TO BE DONE: Copy out all lines carrying the word "this".
——————
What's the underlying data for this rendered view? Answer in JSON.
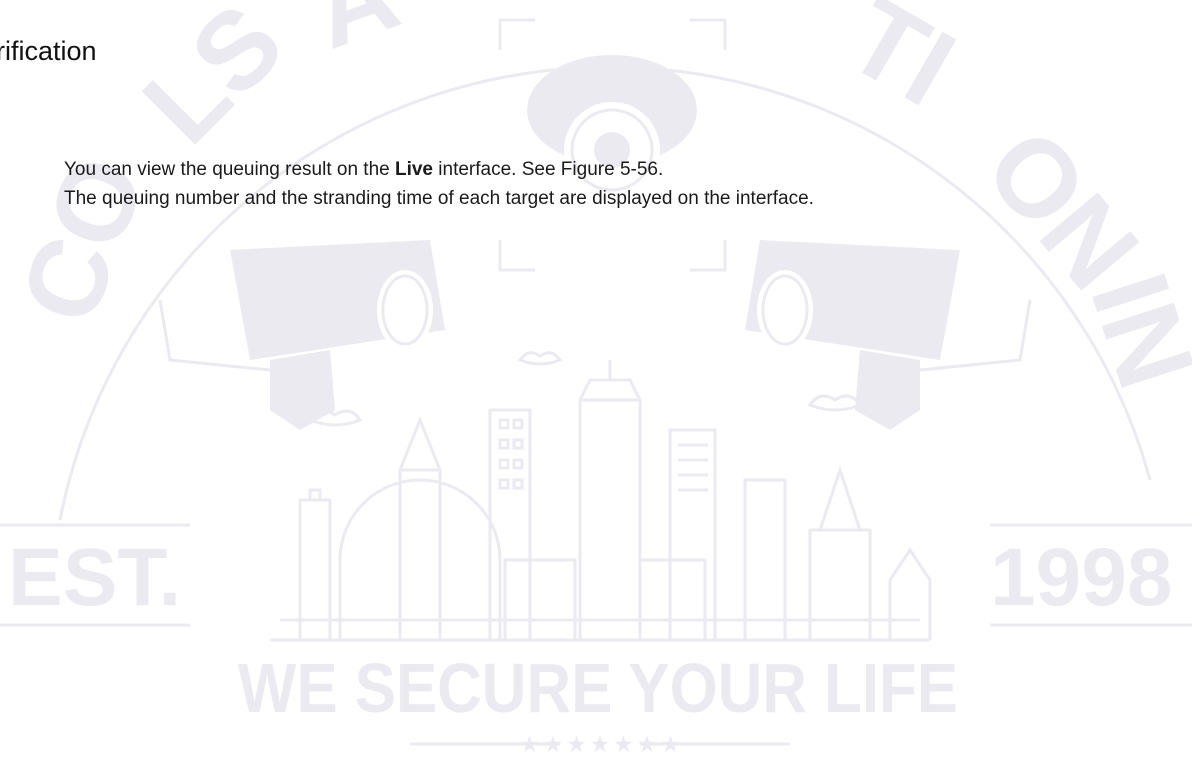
{
  "section": {
    "heading": "rification"
  },
  "paragraphs": {
    "p1_before": "You can view the queuing result on the ",
    "p1_bold": "Live",
    "p1_after": " interface. See Figure 5-56.",
    "p2": "The queuing number and the stranding time of each target are displayed on the interface."
  },
  "watermark": {
    "ring_text": "COLSAN SECURITY SOLUTION, INC",
    "left_text": "EST.",
    "right_text": "1998",
    "slogan": "WE SECURE YOUR LIFE",
    "stars": "★ ★ ★ ★ ★ ★ ★",
    "color": "#eceaf1"
  }
}
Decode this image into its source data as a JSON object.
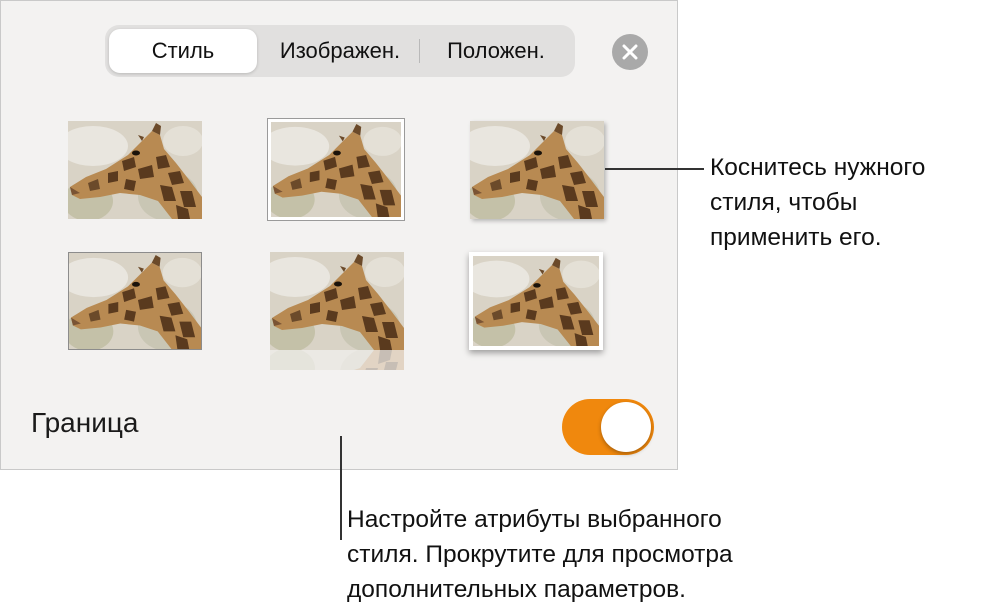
{
  "tabs": [
    {
      "label": "Стиль",
      "active": true
    },
    {
      "label": "Изображен.",
      "active": false
    },
    {
      "label": "Положен.",
      "active": false
    }
  ],
  "close_icon": "close-icon",
  "styles": [
    {
      "name": "no-border"
    },
    {
      "name": "thin-frame-selected"
    },
    {
      "name": "drop-shadow"
    },
    {
      "name": "thin-border"
    },
    {
      "name": "reflection"
    },
    {
      "name": "photo-frame-curled-shadow"
    }
  ],
  "border": {
    "label": "Граница",
    "enabled": true
  },
  "colors": {
    "accent": "#f0880d",
    "panel_bg": "#f3f2f1",
    "segment_bg": "#e1e0df"
  },
  "callouts": {
    "styles_note": "Коснитесь нужного\nстиля, чтобы\nприменить его.",
    "attributes_note": "Настройте атрибуты выбранного\nстиля. Прокрутите для просмотра\nдополнительных параметров."
  }
}
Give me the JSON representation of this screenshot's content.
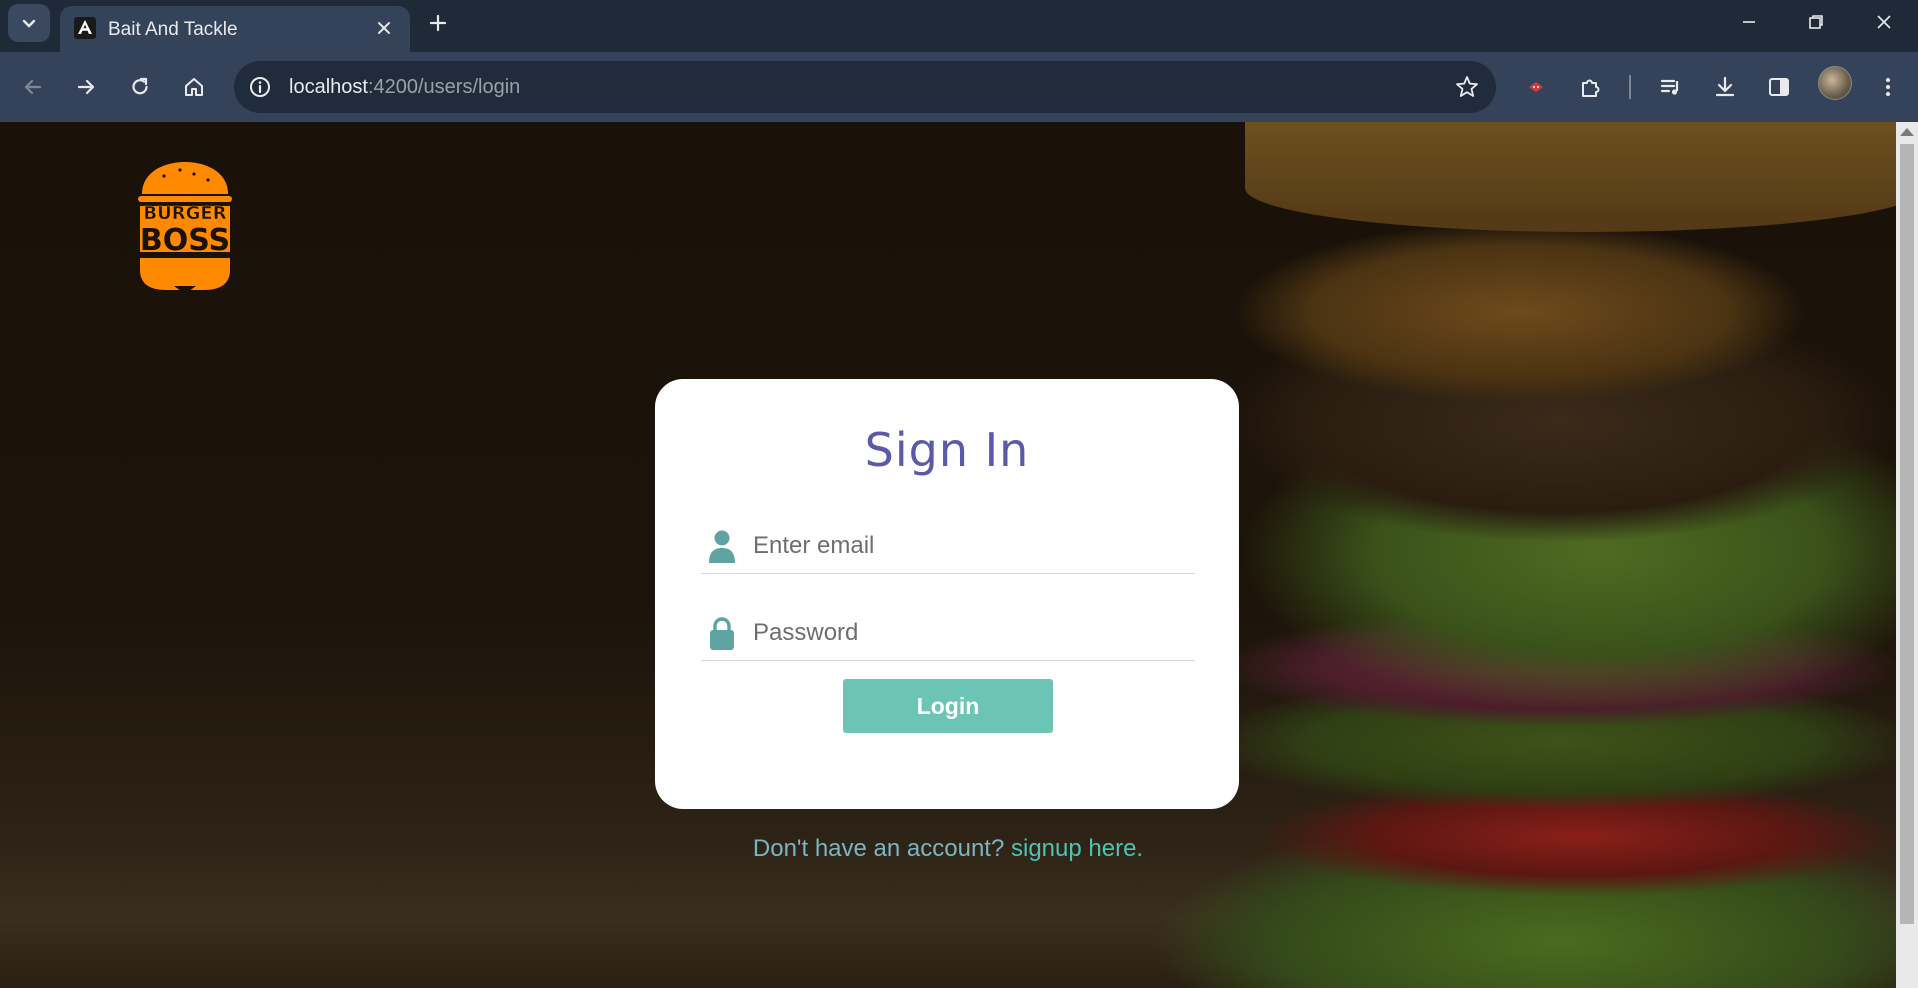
{
  "browser": {
    "tab_title": "Bait And Tackle",
    "url_host": "localhost",
    "url_path": ":4200/users/login"
  },
  "logo": {
    "line1": "BURGER",
    "line2": "BOSS",
    "color": "#ff8a00"
  },
  "login_card": {
    "title": "Sign In",
    "email_placeholder": "Enter email",
    "password_placeholder": "Password",
    "login_button": "Login",
    "accent_color": "#6cc5b4",
    "title_color": "#5b5aa6"
  },
  "signup": {
    "prompt": "Don't have an account?",
    "link_text": "signup here."
  }
}
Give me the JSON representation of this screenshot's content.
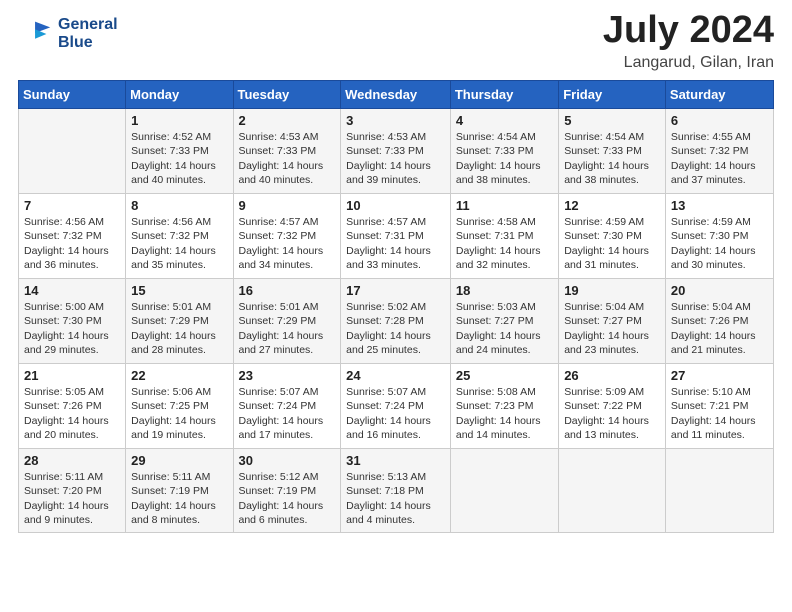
{
  "header": {
    "logo_line1": "General",
    "logo_line2": "Blue",
    "month": "July 2024",
    "location": "Langarud, Gilan, Iran"
  },
  "weekdays": [
    "Sunday",
    "Monday",
    "Tuesday",
    "Wednesday",
    "Thursday",
    "Friday",
    "Saturday"
  ],
  "weeks": [
    [
      {
        "day": "",
        "info": ""
      },
      {
        "day": "1",
        "info": "Sunrise: 4:52 AM\nSunset: 7:33 PM\nDaylight: 14 hours\nand 40 minutes."
      },
      {
        "day": "2",
        "info": "Sunrise: 4:53 AM\nSunset: 7:33 PM\nDaylight: 14 hours\nand 40 minutes."
      },
      {
        "day": "3",
        "info": "Sunrise: 4:53 AM\nSunset: 7:33 PM\nDaylight: 14 hours\nand 39 minutes."
      },
      {
        "day": "4",
        "info": "Sunrise: 4:54 AM\nSunset: 7:33 PM\nDaylight: 14 hours\nand 38 minutes."
      },
      {
        "day": "5",
        "info": "Sunrise: 4:54 AM\nSunset: 7:33 PM\nDaylight: 14 hours\nand 38 minutes."
      },
      {
        "day": "6",
        "info": "Sunrise: 4:55 AM\nSunset: 7:32 PM\nDaylight: 14 hours\nand 37 minutes."
      }
    ],
    [
      {
        "day": "7",
        "info": "Sunrise: 4:56 AM\nSunset: 7:32 PM\nDaylight: 14 hours\nand 36 minutes."
      },
      {
        "day": "8",
        "info": "Sunrise: 4:56 AM\nSunset: 7:32 PM\nDaylight: 14 hours\nand 35 minutes."
      },
      {
        "day": "9",
        "info": "Sunrise: 4:57 AM\nSunset: 7:32 PM\nDaylight: 14 hours\nand 34 minutes."
      },
      {
        "day": "10",
        "info": "Sunrise: 4:57 AM\nSunset: 7:31 PM\nDaylight: 14 hours\nand 33 minutes."
      },
      {
        "day": "11",
        "info": "Sunrise: 4:58 AM\nSunset: 7:31 PM\nDaylight: 14 hours\nand 32 minutes."
      },
      {
        "day": "12",
        "info": "Sunrise: 4:59 AM\nSunset: 7:30 PM\nDaylight: 14 hours\nand 31 minutes."
      },
      {
        "day": "13",
        "info": "Sunrise: 4:59 AM\nSunset: 7:30 PM\nDaylight: 14 hours\nand 30 minutes."
      }
    ],
    [
      {
        "day": "14",
        "info": "Sunrise: 5:00 AM\nSunset: 7:30 PM\nDaylight: 14 hours\nand 29 minutes."
      },
      {
        "day": "15",
        "info": "Sunrise: 5:01 AM\nSunset: 7:29 PM\nDaylight: 14 hours\nand 28 minutes."
      },
      {
        "day": "16",
        "info": "Sunrise: 5:01 AM\nSunset: 7:29 PM\nDaylight: 14 hours\nand 27 minutes."
      },
      {
        "day": "17",
        "info": "Sunrise: 5:02 AM\nSunset: 7:28 PM\nDaylight: 14 hours\nand 25 minutes."
      },
      {
        "day": "18",
        "info": "Sunrise: 5:03 AM\nSunset: 7:27 PM\nDaylight: 14 hours\nand 24 minutes."
      },
      {
        "day": "19",
        "info": "Sunrise: 5:04 AM\nSunset: 7:27 PM\nDaylight: 14 hours\nand 23 minutes."
      },
      {
        "day": "20",
        "info": "Sunrise: 5:04 AM\nSunset: 7:26 PM\nDaylight: 14 hours\nand 21 minutes."
      }
    ],
    [
      {
        "day": "21",
        "info": "Sunrise: 5:05 AM\nSunset: 7:26 PM\nDaylight: 14 hours\nand 20 minutes."
      },
      {
        "day": "22",
        "info": "Sunrise: 5:06 AM\nSunset: 7:25 PM\nDaylight: 14 hours\nand 19 minutes."
      },
      {
        "day": "23",
        "info": "Sunrise: 5:07 AM\nSunset: 7:24 PM\nDaylight: 14 hours\nand 17 minutes."
      },
      {
        "day": "24",
        "info": "Sunrise: 5:07 AM\nSunset: 7:24 PM\nDaylight: 14 hours\nand 16 minutes."
      },
      {
        "day": "25",
        "info": "Sunrise: 5:08 AM\nSunset: 7:23 PM\nDaylight: 14 hours\nand 14 minutes."
      },
      {
        "day": "26",
        "info": "Sunrise: 5:09 AM\nSunset: 7:22 PM\nDaylight: 14 hours\nand 13 minutes."
      },
      {
        "day": "27",
        "info": "Sunrise: 5:10 AM\nSunset: 7:21 PM\nDaylight: 14 hours\nand 11 minutes."
      }
    ],
    [
      {
        "day": "28",
        "info": "Sunrise: 5:11 AM\nSunset: 7:20 PM\nDaylight: 14 hours\nand 9 minutes."
      },
      {
        "day": "29",
        "info": "Sunrise: 5:11 AM\nSunset: 7:19 PM\nDaylight: 14 hours\nand 8 minutes."
      },
      {
        "day": "30",
        "info": "Sunrise: 5:12 AM\nSunset: 7:19 PM\nDaylight: 14 hours\nand 6 minutes."
      },
      {
        "day": "31",
        "info": "Sunrise: 5:13 AM\nSunset: 7:18 PM\nDaylight: 14 hours\nand 4 minutes."
      },
      {
        "day": "",
        "info": ""
      },
      {
        "day": "",
        "info": ""
      },
      {
        "day": "",
        "info": ""
      }
    ]
  ]
}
——————
WRITTEN RESPONSE:
What's the underlying data for this rendered view? Answer in JSON.
Decode this image into its source data as a JSON object.
Give me the JSON representation of this screenshot's content.
Give me the JSON representation of this screenshot's content.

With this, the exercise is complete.